(Data entries)
◆ ◆ ◆ ◆ ◆
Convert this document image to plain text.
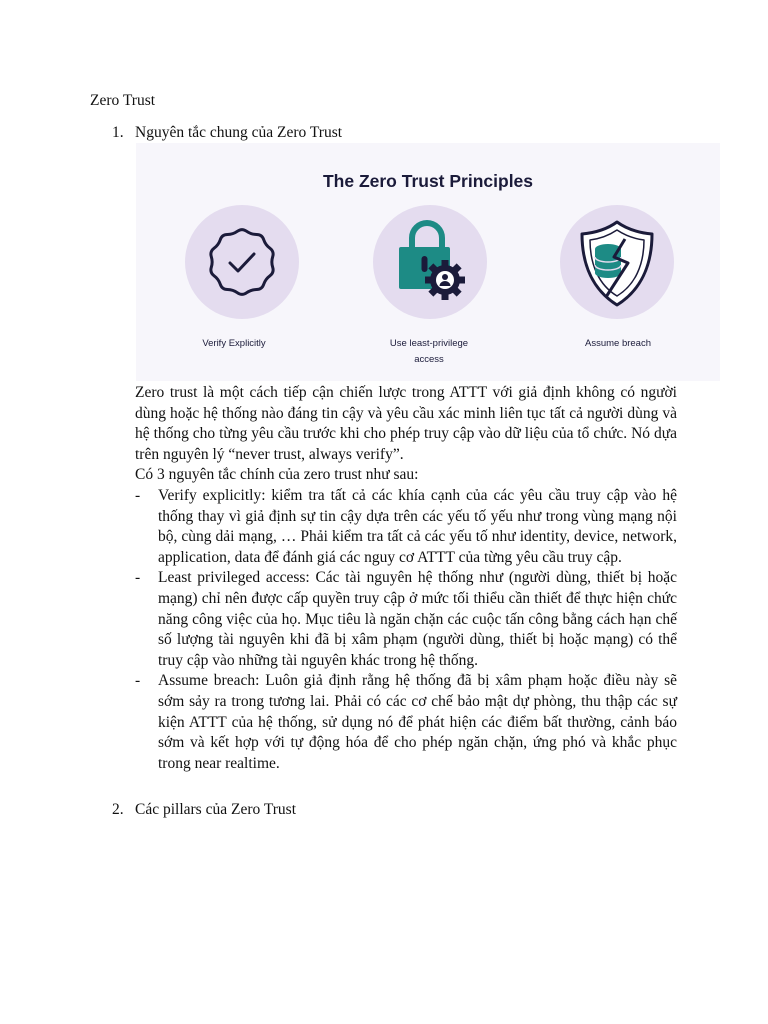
Zero Trust
1. Nguyên tắc chung của Zero Trust
The Zero Trust Principles
Verify Explicitly	Use least-privilege
access
Assume breach

Zero trust là một cách tiếp cận chiến lược trong ATTT với giả định không có người dùng hoặc hệ thống nào đáng tin cậy và yêu cầu xác minh liên tục tất cả người dùng và hệ thống cho từng yêu cầu trước khi cho phép truy cập vào dữ liệu của tổ chức. Nó dựa trên nguyên lý “never trust, always verify”.

Có 3 nguyên tắc chính của zero trust như sau:

- Verify explicitly: kiểm tra tất cả các khía cạnh của các yêu cầu truy cập vào hệ thống thay vì giả định sự tin cậy dựa trên các yếu tố yếu như trong vùng mạng nội bộ, cùng dải mạng, … Phải kiểm tra tất cả các yếu tố như identity, device, network, application, data để đánh giá các nguy cơ ATTT của từng yêu cầu truy cập.
- Least privileged access: Các tài nguyên hệ thống như (người dùng, thiết bị hoặc mạng) chỉ nên được cấp quyền truy cập ở mức tối thiểu cần thiết để thực hiện chức năng công việc của họ. Mục tiêu là ngăn chặn các cuộc tấn công bằng cách hạn chế số lượng tài nguyên khi đã bị xâm phạm (người dùng, thiết bị hoặc mạng) có thể truy cập vào những tài nguyên khác trong hệ thống.
- Assume breach: Luôn giả định rằng hệ thống đã bị xâm phạm hoặc điều này sẽ sớm sảy ra trong tương lai. Phải có các cơ chế bảo mật dự phòng, thu thập các sự kiện ATTT của hệ thống, sử dụng nó để phát hiện các điểm bất thường, cảnh báo sớm và kết hợp với tự động hóa để cho phép ngăn chặn, ứng phó và khắc phục trong near realtime.
2. Các pillars của Zero Trust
◆ ◆ ◆ ◆ ◆
Reproduce each record from above exactly; pictures do not belong in the copy.

# REPLY
Convert this document image to plain text.
Zero Trust
1. Nguyên tắc chung của Zero Trust
The Zero Trust Principles
Verify Explicitly	Use least-privilege
access
Assume breach

Zero trust là một cách tiếp cận chiến lược trong ATTT với giả định không có người dùng hoặc hệ thống nào đáng tin cậy và yêu cầu xác minh liên tục tất cả người dùng và hệ thống cho từng yêu cầu trước khi cho phép truy cập vào dữ liệu của tổ chức. Nó dựa trên nguyên lý “never trust, always verify”.

Có 3 nguyên tắc chính của zero trust như sau:

- Verify explicitly: kiểm tra tất cả các khía cạnh của các yêu cầu truy cập vào hệ thống thay vì giả định sự tin cậy dựa trên các yếu tố yếu như trong vùng mạng nội bộ, cùng dải mạng, … Phải kiểm tra tất cả các yếu tố như identity, device, network, application, data để đánh giá các nguy cơ ATTT của từng yêu cầu truy cập.
- Least privileged access: Các tài nguyên hệ thống như (người dùng, thiết bị hoặc mạng) chỉ nên được cấp quyền truy cập ở mức tối thiểu cần thiết để thực hiện chức năng công việc của họ. Mục tiêu là ngăn chặn các cuộc tấn công bằng cách hạn chế số lượng tài nguyên khi đã bị xâm phạm (người dùng, thiết bị hoặc mạng) có thể truy cập vào những tài nguyên khác trong hệ thống.
- Assume breach: Luôn giả định rằng hệ thống đã bị xâm phạm hoặc điều này sẽ sớm sảy ra trong tương lai. Phải có các cơ chế bảo mật dự phòng, thu thập các sự kiện ATTT của hệ thống, sử dụng nó để phát hiện các điểm bất thường, cảnh báo sớm và kết hợp với tự động hóa để cho phép ngăn chặn, ứng phó và khắc phục trong near realtime.
2. Các pillars của Zero Trust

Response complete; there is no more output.